* **To do**
Take all the material and copy it exactly.

* **Records for the task**
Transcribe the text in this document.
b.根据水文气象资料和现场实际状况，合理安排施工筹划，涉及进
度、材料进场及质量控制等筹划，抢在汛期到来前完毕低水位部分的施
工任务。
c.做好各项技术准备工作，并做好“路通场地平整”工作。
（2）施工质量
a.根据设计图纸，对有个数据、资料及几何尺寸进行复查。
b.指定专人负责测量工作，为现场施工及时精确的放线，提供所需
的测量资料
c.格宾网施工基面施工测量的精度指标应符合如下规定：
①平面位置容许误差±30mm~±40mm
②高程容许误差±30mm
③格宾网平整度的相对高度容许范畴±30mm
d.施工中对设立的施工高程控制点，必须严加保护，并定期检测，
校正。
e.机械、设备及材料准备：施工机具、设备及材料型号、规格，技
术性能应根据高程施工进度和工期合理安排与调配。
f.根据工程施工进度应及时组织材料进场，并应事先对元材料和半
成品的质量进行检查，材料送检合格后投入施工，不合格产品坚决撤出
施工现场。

* **Answer to this problem**
Transcribe the text in this document.
b.根据水文气象资料和现场实际状况，合理安排施工筹划，涉及进
度、材料进场及质量控制等筹划，抢在汛期到来前完毕低水位部分的施
工任务。
c.做好各项技术准备工作，并做好“路通场地平整”工作。
（2）施工质量
a.根据设计图纸，对有个数据、资料及几何尺寸进行复查。
b.指定专人负责测量工作，为现场施工及时精确的放线，提供所需
的测量资料
c.格宾网施工基面施工测量的精度指标应符合如下规定：
①平面位置容许误差±30mm~±40mm
②高程容许误差±30mm
③格宾网平整度的相对高度容许范畴±30mm
d.施工中对设立的施工高程控制点，必须严加保护，并定期检测，
校正。
e.机械、设备及材料准备：施工机具、设备及材料型号、规格，技
术性能应根据高程施工进度和工期合理安排与调配。
f.根据工程施工进度应及时组织材料进场，并应事先对元材料和半
成品的质量进行检查，材料送检合格后投入施工，不合格产品坚决撤出
施工现场。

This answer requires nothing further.